Begin

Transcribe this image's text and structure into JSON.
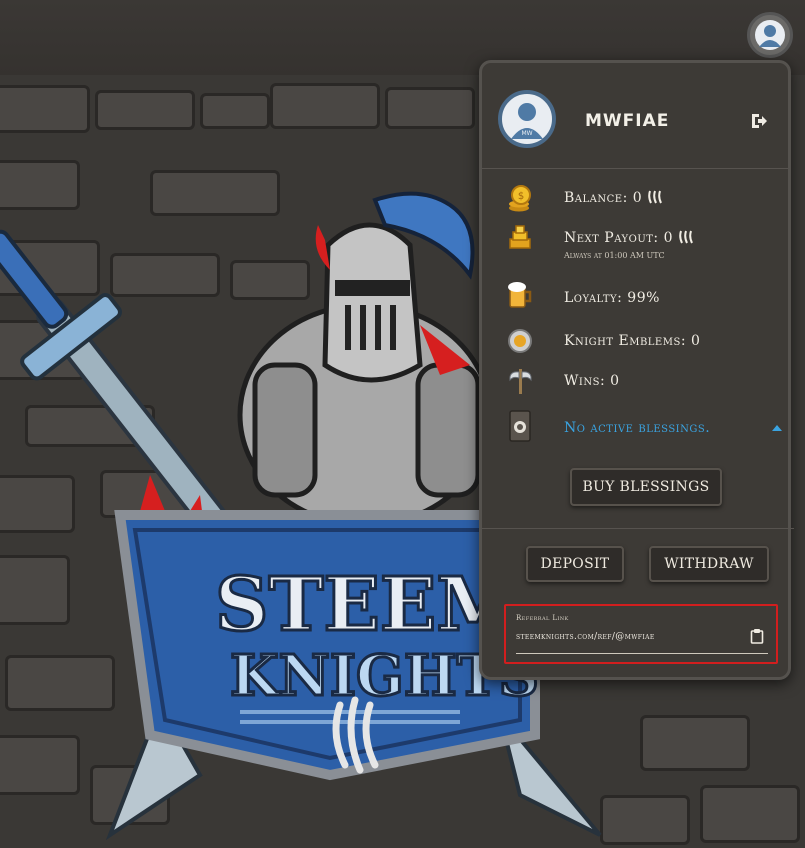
{
  "user": {
    "username": "MWFIAE",
    "avatar_initials": "MW"
  },
  "stats": {
    "balance_label": "Balance: 0",
    "next_payout_label": "Next Payout: 0",
    "next_payout_note": "Always at 01:00 AM UTC",
    "loyalty_label": "Loyalty: 99%",
    "emblems_label": "Knight Emblems: 0",
    "wins_label": "Wins: 0",
    "blessings_label": "No active blessings."
  },
  "buttons": {
    "buy_blessings": "BUY BLESSINGS",
    "deposit": "DEPOSIT",
    "withdraw": "WITHDRAW"
  },
  "referral": {
    "label": "Referral Link",
    "value": "steemknights.com/ref/@mwfiae"
  },
  "logo": {
    "line1": "STEEM",
    "line2": "KNIGHTS"
  },
  "colors": {
    "accent_blue": "#3aa3e0",
    "highlight_red": "#d21e1e",
    "panel_bg": "#3d3a36"
  },
  "icons": {
    "currency": "steem-icon",
    "balance": "coin-stack-icon",
    "payout": "gold-bars-icon",
    "loyalty": "beer-mug-icon",
    "emblems": "emblem-coin-icon",
    "wins": "battle-axe-icon",
    "blessings": "blessing-book-icon",
    "logout": "logout-icon",
    "copy": "clipboard-icon"
  }
}
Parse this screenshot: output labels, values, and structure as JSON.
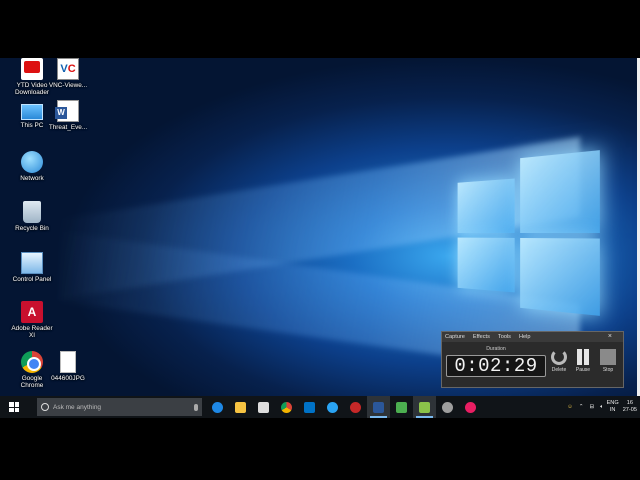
{
  "desktop": {
    "icons": [
      {
        "label": "YTD Video Downloader"
      },
      {
        "label": "VNC-Viewe..."
      },
      {
        "label": "This PC"
      },
      {
        "label": "Threat_Eve..."
      },
      {
        "label": "Network"
      },
      {
        "label": "Recycle Bin"
      },
      {
        "label": "Control Panel"
      },
      {
        "label": "Adobe Reader XI"
      },
      {
        "label": "Google Chrome"
      },
      {
        "label": "044600JPG"
      }
    ]
  },
  "recorder": {
    "menu": [
      "Capture",
      "Effects",
      "Tools",
      "Help"
    ],
    "close": "×",
    "duration_label": "Duration",
    "duration_value": "0:02:29",
    "buttons": {
      "delete": "Delete",
      "pause": "Pause",
      "stop": "Stop"
    }
  },
  "taskbar": {
    "search_placeholder": "Ask me anything",
    "apps": [
      "edge-icon",
      "file-explorer-icon",
      "store-icon",
      "chrome-icon",
      "outlook-icon",
      "ie-icon",
      "snipping-icon",
      "word-icon",
      "camtasia-icon",
      "camtasia-recorder-icon",
      "settings-icon",
      "media-icon"
    ],
    "tray": {
      "lang_top": "ENG",
      "lang_bottom": "IN",
      "time": "16",
      "date": "27-05"
    }
  }
}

End

**Requirements**
Retype the listing exactly. Pictures do not belong in the copy.

**Written answer**
Transcribe this image's text and structure into JSON.
{
  "user": {
    "username": "MWFIAE",
    "avatar_initials": "MW"
  },
  "stats": {
    "balance_label": "Balance: 0",
    "next_payout_label": "Next Payout: 0",
    "next_payout_note": "Always at 01:00 AM UTC",
    "loyalty_label": "Loyalty: 99%",
    "emblems_label": "Knight Emblems: 0",
    "wins_label": "Wins: 0",
    "blessings_label": "No active blessings."
  },
  "buttons": {
    "buy_blessings": "BUY BLESSINGS",
    "deposit": "DEPOSIT",
    "withdraw": "WITHDRAW"
  },
  "referral": {
    "label": "Referral Link",
    "value": "steemknights.com/ref/@mwfiae"
  },
  "logo": {
    "line1": "STEEM",
    "line2": "KNIGHTS"
  },
  "colors": {
    "accent_blue": "#3aa3e0",
    "highlight_red": "#d21e1e",
    "panel_bg": "#3d3a36"
  },
  "icons": {
    "currency": "steem-icon",
    "balance": "coin-stack-icon",
    "payout": "gold-bars-icon",
    "loyalty": "beer-mug-icon",
    "emblems": "emblem-coin-icon",
    "wins": "battle-axe-icon",
    "blessings": "blessing-book-icon",
    "logout": "logout-icon",
    "copy": "clipboard-icon"
  }
}
Parse this screenshot: output labels, values, and structure as JSON.
{
  "desktop": {
    "icons": [
      {
        "label": "YTD Video Downloader"
      },
      {
        "label": "VNC-Viewe..."
      },
      {
        "label": "This PC"
      },
      {
        "label": "Threat_Eve..."
      },
      {
        "label": "Network"
      },
      {
        "label": "Recycle Bin"
      },
      {
        "label": "Control Panel"
      },
      {
        "label": "Adobe Reader XI"
      },
      {
        "label": "Google Chrome"
      },
      {
        "label": "044600JPG"
      }
    ]
  },
  "recorder": {
    "menu": [
      "Capture",
      "Effects",
      "Tools",
      "Help"
    ],
    "close": "×",
    "duration_label": "Duration",
    "duration_value": "0:02:29",
    "buttons": {
      "delete": "Delete",
      "pause": "Pause",
      "stop": "Stop"
    }
  },
  "taskbar": {
    "search_placeholder": "Ask me anything",
    "apps": [
      "edge-icon",
      "file-explorer-icon",
      "store-icon",
      "chrome-icon",
      "outlook-icon",
      "ie-icon",
      "snipping-icon",
      "word-icon",
      "camtasia-icon",
      "camtasia-recorder-icon",
      "settings-icon",
      "media-icon"
    ],
    "tray": {
      "lang_top": "ENG",
      "lang_bottom": "IN",
      "time": "16",
      "date": "27-05"
    }
  }
}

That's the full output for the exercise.